[start]
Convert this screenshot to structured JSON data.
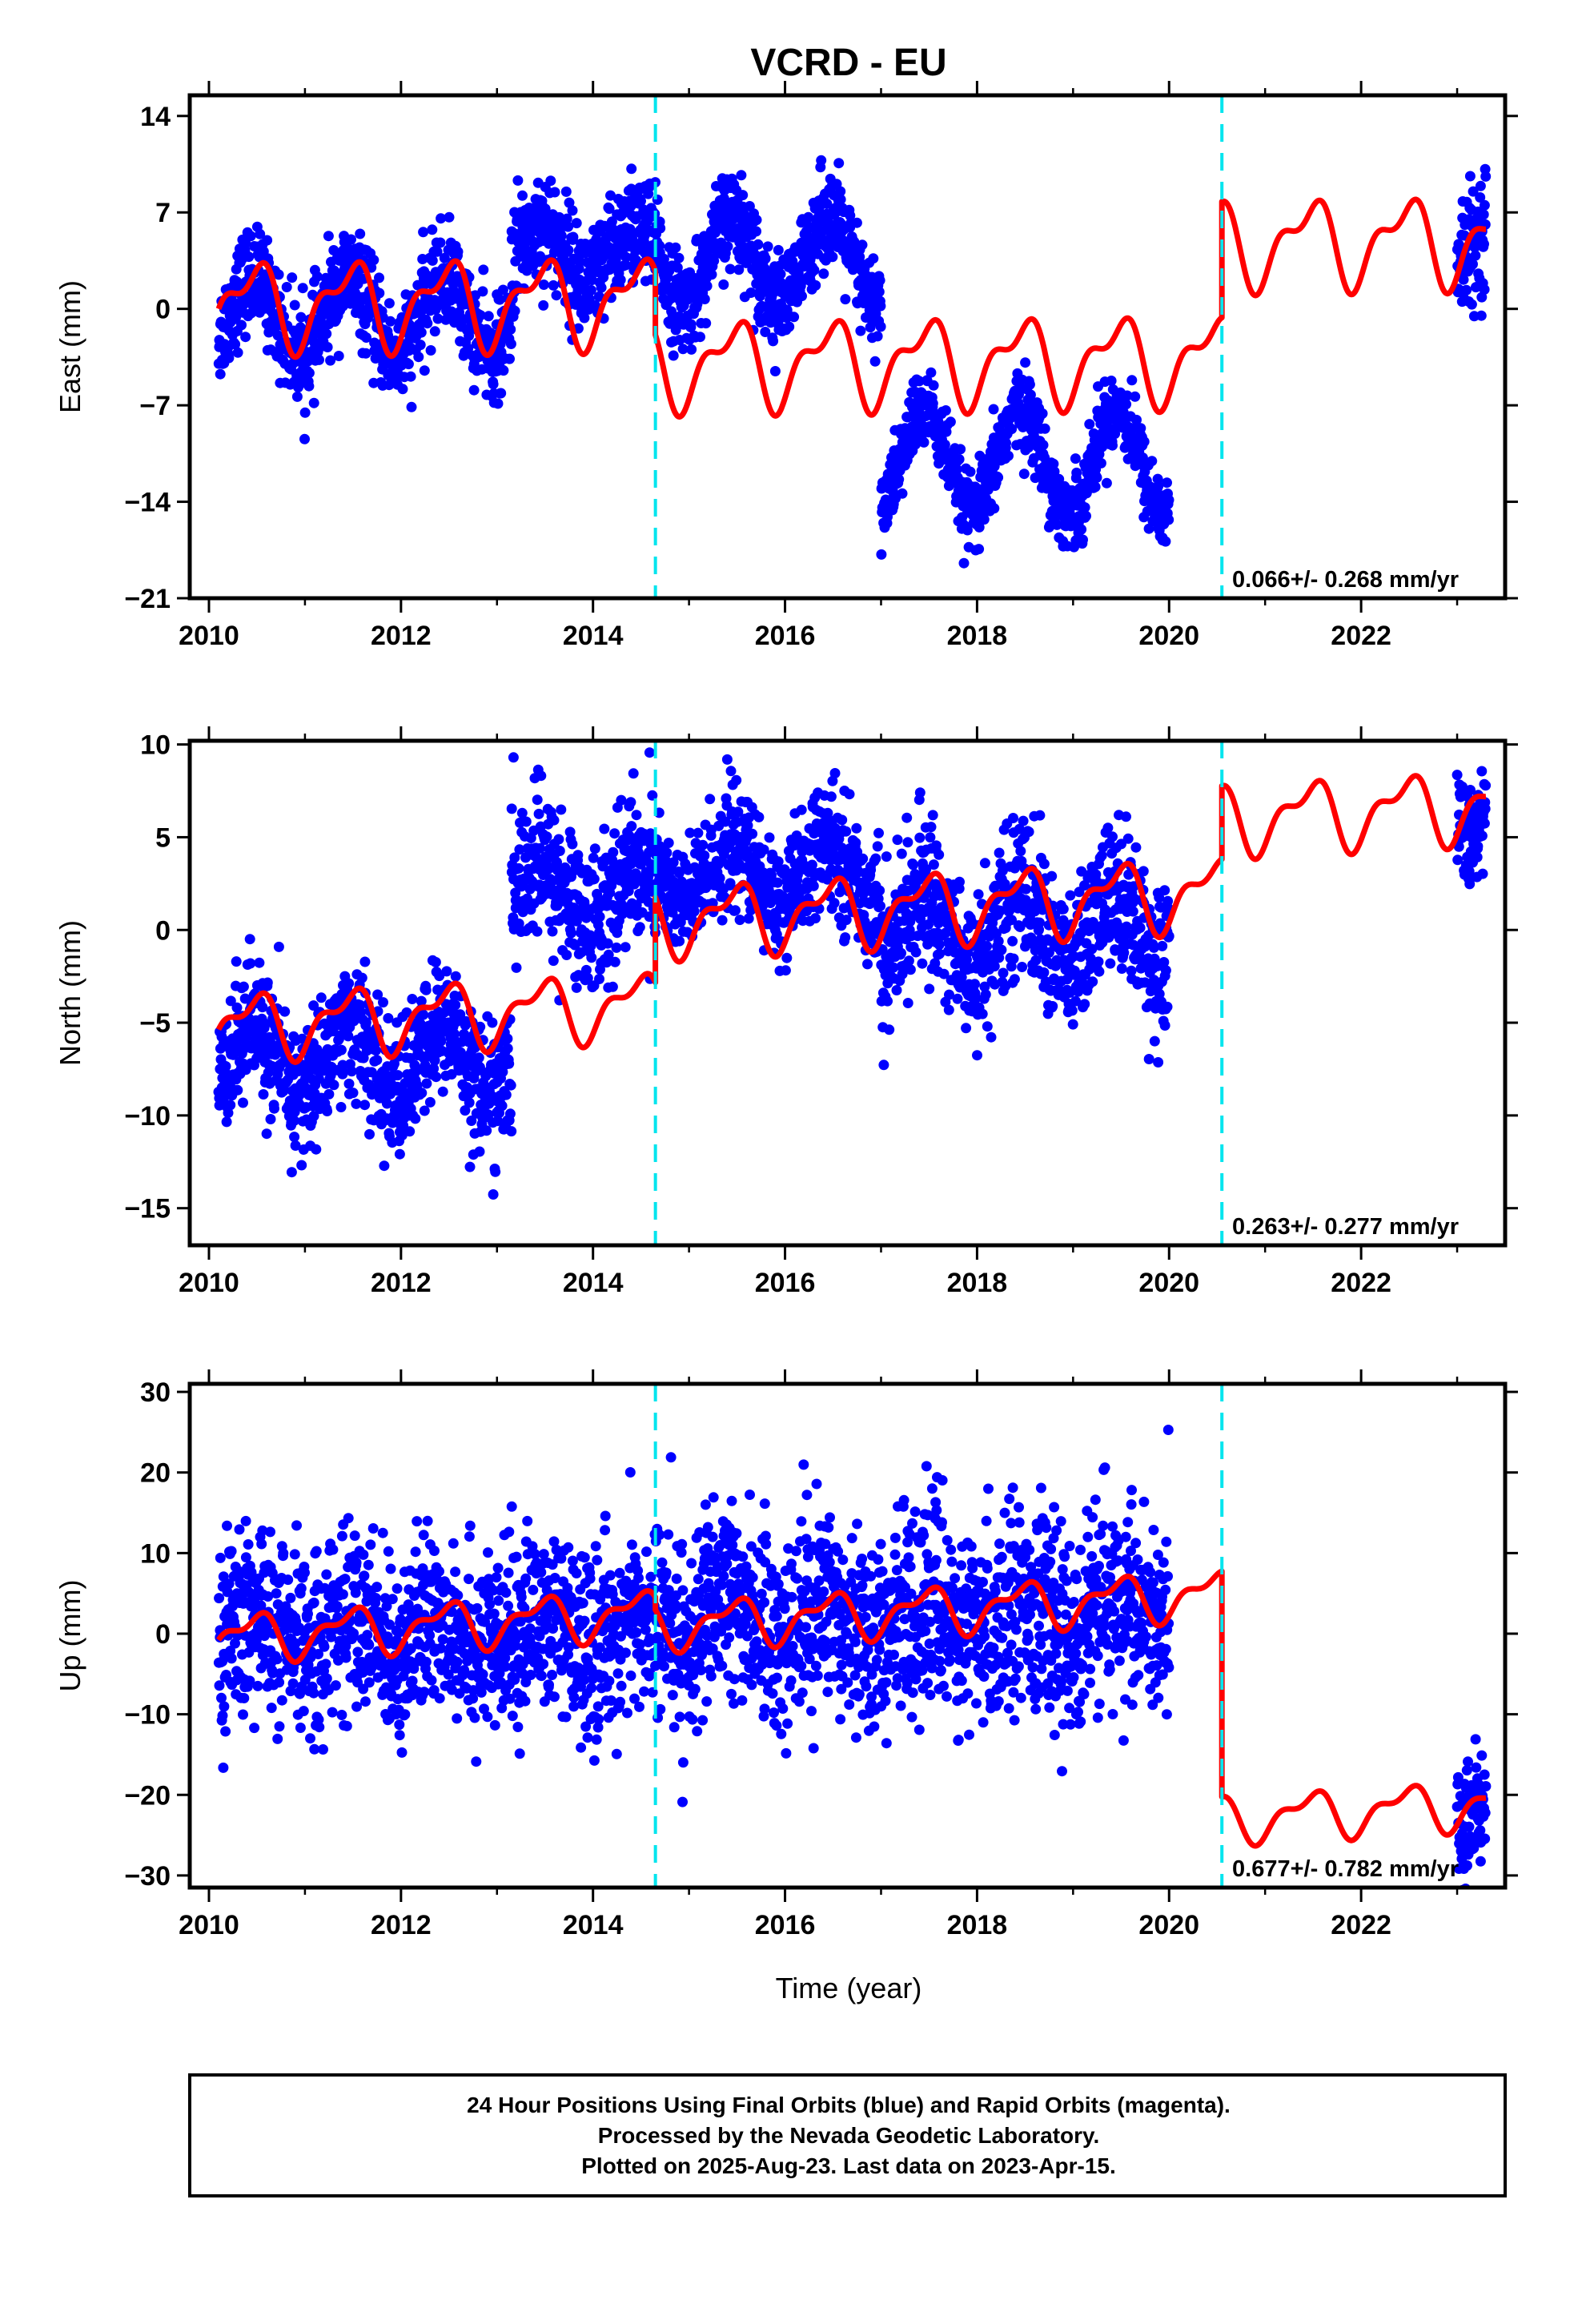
{
  "title": "VCRD - EU",
  "xlabel": "Time (year)",
  "footer": [
    "24 Hour Positions Using Final Orbits (blue) and Rapid Orbits (magenta).",
    "Processed by the Nevada Geodetic Laboratory.",
    "Plotted on 2025-Aug-23. Last data on 2023-Apr-15."
  ],
  "colors": {
    "observations": "#0000ff",
    "model": "#ff0000",
    "offsets": "#00e5ee",
    "frame": "#000000"
  },
  "chart_data": [
    {
      "type": "scatter",
      "ylabel": "East (mm)",
      "rate_label": "0.066+/- 0.268 mm/yr",
      "xlim": [
        2009.8,
        2023.5
      ],
      "ylim": [
        -21,
        15.5
      ],
      "xticks": [
        2010,
        2012,
        2014,
        2016,
        2018,
        2020,
        2022
      ],
      "yticks": [
        -21,
        -14,
        -7,
        0,
        7,
        14
      ],
      "ytick_labels": [
        "−21",
        "−14",
        "−7",
        "0",
        "7",
        "14"
      ],
      "offset_epochs": [
        2014.65,
        2020.55
      ],
      "data_segments": [
        {
          "start": 2010.1,
          "end": 2013.15,
          "base": -0.5,
          "amplitude": 2.8,
          "noise": 1.8
        },
        {
          "start": 2013.15,
          "end": 2014.65,
          "base": 4.0,
          "amplitude": 2.0,
          "noise": 2.0
        },
        {
          "start": 2014.65,
          "end": 2017.0,
          "base": 3.5,
          "amplitude": 3.2,
          "noise": 1.7
        },
        {
          "start": 2017.0,
          "end": 2020.0,
          "base": -11.0,
          "amplitude": 3.8,
          "noise": 1.4
        },
        {
          "start": 2023.0,
          "end": 2023.3,
          "base": 3.0,
          "amplitude": 0,
          "noise": 2.0,
          "trend": 10
        }
      ],
      "model_segments": [
        {
          "start": 2010.1,
          "end": 2014.65,
          "base": 0.3,
          "amplitude": 2.7,
          "trend": 0.066
        },
        {
          "start": 2014.65,
          "end": 2020.55,
          "base": -4.0,
          "amplitude": 2.7,
          "trend": 0.066
        },
        {
          "start": 2020.55,
          "end": 2023.3,
          "base": 4.8,
          "amplitude": 2.7,
          "trend": 0.066
        }
      ]
    },
    {
      "type": "scatter",
      "ylabel": "North (mm)",
      "rate_label": "0.263+/- 0.277 mm/yr",
      "xlim": [
        2009.8,
        2023.5
      ],
      "ylim": [
        -17,
        10.2
      ],
      "xticks": [
        2010,
        2012,
        2014,
        2016,
        2018,
        2020,
        2022
      ],
      "yticks": [
        -15,
        -10,
        -5,
        0,
        5,
        10
      ],
      "ytick_labels": [
        "−15",
        "−10",
        "−5",
        "0",
        "5",
        "10"
      ],
      "offset_epochs": [
        2014.65,
        2020.55
      ],
      "data_segments": [
        {
          "start": 2010.1,
          "end": 2013.15,
          "base": -7.0,
          "amplitude": 1.8,
          "noise": 1.8
        },
        {
          "start": 2013.15,
          "end": 2014.65,
          "base": 2.0,
          "amplitude": 1.5,
          "noise": 2.0
        },
        {
          "start": 2014.65,
          "end": 2017.0,
          "base": 3.0,
          "amplitude": 1.5,
          "noise": 1.6
        },
        {
          "start": 2017.0,
          "end": 2020.0,
          "base": 0.0,
          "amplitude": 2.0,
          "noise": 2.0
        },
        {
          "start": 2023.0,
          "end": 2023.3,
          "base": 5.5,
          "amplitude": 0,
          "noise": 1.5
        }
      ],
      "model_segments": [
        {
          "start": 2010.1,
          "end": 2014.65,
          "base": -5.2,
          "amplitude": 1.5,
          "trend": 0.263
        },
        {
          "start": 2014.65,
          "end": 2020.55,
          "base": 0.5,
          "amplitude": 1.6,
          "trend": 0.263
        },
        {
          "start": 2020.55,
          "end": 2023.3,
          "base": 6.0,
          "amplitude": 1.6,
          "trend": 0.263
        }
      ]
    },
    {
      "type": "scatter",
      "ylabel": "Up (mm)",
      "rate_label": "0.677+/- 0.782 mm/yr",
      "xlim": [
        2009.8,
        2023.5
      ],
      "ylim": [
        -31.5,
        31
      ],
      "xticks": [
        2010,
        2012,
        2014,
        2016,
        2018,
        2020,
        2022
      ],
      "yticks": [
        -30,
        -20,
        -10,
        0,
        10,
        20,
        30
      ],
      "ytick_labels": [
        "−30",
        "−20",
        "−10",
        "0",
        "10",
        "20",
        "30"
      ],
      "offset_epochs": [
        2014.65,
        2020.55
      ],
      "data_segments": [
        {
          "start": 2010.1,
          "end": 2014.65,
          "base": 0.0,
          "amplitude": 2.0,
          "noise": 5.5
        },
        {
          "start": 2014.65,
          "end": 2020.0,
          "base": 2.0,
          "amplitude": 2.5,
          "noise": 6.0
        },
        {
          "start": 2023.0,
          "end": 2023.3,
          "base": -23.0,
          "amplitude": 0,
          "noise": 4.0
        }
      ],
      "model_segments": [
        {
          "start": 2010.1,
          "end": 2014.65,
          "base": -0.5,
          "amplitude": 2.5,
          "trend": 0.677
        },
        {
          "start": 2014.65,
          "end": 2020.55,
          "base": 1.0,
          "amplitude": 2.5,
          "trend": 0.677
        },
        {
          "start": 2020.55,
          "end": 2023.3,
          "base": -23.0,
          "amplitude": 2.5,
          "trend": 0.677
        }
      ]
    }
  ]
}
[end]
## Goal of the exercise
Retype the listing exactly. Pictures do not belong in the copy.

## The result
Convert this screenshot to structured JSON data.
{
  "title": "VCRD - EU",
  "xlabel": "Time (year)",
  "footer": [
    "24 Hour Positions Using Final Orbits (blue) and Rapid Orbits (magenta).",
    "Processed by the Nevada Geodetic Laboratory.",
    "Plotted on 2025-Aug-23. Last data on 2023-Apr-15."
  ],
  "colors": {
    "observations": "#0000ff",
    "model": "#ff0000",
    "offsets": "#00e5ee",
    "frame": "#000000"
  },
  "chart_data": [
    {
      "type": "scatter",
      "ylabel": "East (mm)",
      "rate_label": "0.066+/- 0.268 mm/yr",
      "xlim": [
        2009.8,
        2023.5
      ],
      "ylim": [
        -21,
        15.5
      ],
      "xticks": [
        2010,
        2012,
        2014,
        2016,
        2018,
        2020,
        2022
      ],
      "yticks": [
        -21,
        -14,
        -7,
        0,
        7,
        14
      ],
      "ytick_labels": [
        "−21",
        "−14",
        "−7",
        "0",
        "7",
        "14"
      ],
      "offset_epochs": [
        2014.65,
        2020.55
      ],
      "data_segments": [
        {
          "start": 2010.1,
          "end": 2013.15,
          "base": -0.5,
          "amplitude": 2.8,
          "noise": 1.8
        },
        {
          "start": 2013.15,
          "end": 2014.65,
          "base": 4.0,
          "amplitude": 2.0,
          "noise": 2.0
        },
        {
          "start": 2014.65,
          "end": 2017.0,
          "base": 3.5,
          "amplitude": 3.2,
          "noise": 1.7
        },
        {
          "start": 2017.0,
          "end": 2020.0,
          "base": -11.0,
          "amplitude": 3.8,
          "noise": 1.4
        },
        {
          "start": 2023.0,
          "end": 2023.3,
          "base": 3.0,
          "amplitude": 0,
          "noise": 2.0,
          "trend": 10
        }
      ],
      "model_segments": [
        {
          "start": 2010.1,
          "end": 2014.65,
          "base": 0.3,
          "amplitude": 2.7,
          "trend": 0.066
        },
        {
          "start": 2014.65,
          "end": 2020.55,
          "base": -4.0,
          "amplitude": 2.7,
          "trend": 0.066
        },
        {
          "start": 2020.55,
          "end": 2023.3,
          "base": 4.8,
          "amplitude": 2.7,
          "trend": 0.066
        }
      ]
    },
    {
      "type": "scatter",
      "ylabel": "North (mm)",
      "rate_label": "0.263+/- 0.277 mm/yr",
      "xlim": [
        2009.8,
        2023.5
      ],
      "ylim": [
        -17,
        10.2
      ],
      "xticks": [
        2010,
        2012,
        2014,
        2016,
        2018,
        2020,
        2022
      ],
      "yticks": [
        -15,
        -10,
        -5,
        0,
        5,
        10
      ],
      "ytick_labels": [
        "−15",
        "−10",
        "−5",
        "0",
        "5",
        "10"
      ],
      "offset_epochs": [
        2014.65,
        2020.55
      ],
      "data_segments": [
        {
          "start": 2010.1,
          "end": 2013.15,
          "base": -7.0,
          "amplitude": 1.8,
          "noise": 1.8
        },
        {
          "start": 2013.15,
          "end": 2014.65,
          "base": 2.0,
          "amplitude": 1.5,
          "noise": 2.0
        },
        {
          "start": 2014.65,
          "end": 2017.0,
          "base": 3.0,
          "amplitude": 1.5,
          "noise": 1.6
        },
        {
          "start": 2017.0,
          "end": 2020.0,
          "base": 0.0,
          "amplitude": 2.0,
          "noise": 2.0
        },
        {
          "start": 2023.0,
          "end": 2023.3,
          "base": 5.5,
          "amplitude": 0,
          "noise": 1.5
        }
      ],
      "model_segments": [
        {
          "start": 2010.1,
          "end": 2014.65,
          "base": -5.2,
          "amplitude": 1.5,
          "trend": 0.263
        },
        {
          "start": 2014.65,
          "end": 2020.55,
          "base": 0.5,
          "amplitude": 1.6,
          "trend": 0.263
        },
        {
          "start": 2020.55,
          "end": 2023.3,
          "base": 6.0,
          "amplitude": 1.6,
          "trend": 0.263
        }
      ]
    },
    {
      "type": "scatter",
      "ylabel": "Up (mm)",
      "rate_label": "0.677+/- 0.782 mm/yr",
      "xlim": [
        2009.8,
        2023.5
      ],
      "ylim": [
        -31.5,
        31
      ],
      "xticks": [
        2010,
        2012,
        2014,
        2016,
        2018,
        2020,
        2022
      ],
      "yticks": [
        -30,
        -20,
        -10,
        0,
        10,
        20,
        30
      ],
      "ytick_labels": [
        "−30",
        "−20",
        "−10",
        "0",
        "10",
        "20",
        "30"
      ],
      "offset_epochs": [
        2014.65,
        2020.55
      ],
      "data_segments": [
        {
          "start": 2010.1,
          "end": 2014.65,
          "base": 0.0,
          "amplitude": 2.0,
          "noise": 5.5
        },
        {
          "start": 2014.65,
          "end": 2020.0,
          "base": 2.0,
          "amplitude": 2.5,
          "noise": 6.0
        },
        {
          "start": 2023.0,
          "end": 2023.3,
          "base": -23.0,
          "amplitude": 0,
          "noise": 4.0
        }
      ],
      "model_segments": [
        {
          "start": 2010.1,
          "end": 2014.65,
          "base": -0.5,
          "amplitude": 2.5,
          "trend": 0.677
        },
        {
          "start": 2014.65,
          "end": 2020.55,
          "base": 1.0,
          "amplitude": 2.5,
          "trend": 0.677
        },
        {
          "start": 2020.55,
          "end": 2023.3,
          "base": -23.0,
          "amplitude": 2.5,
          "trend": 0.677
        }
      ]
    }
  ]
}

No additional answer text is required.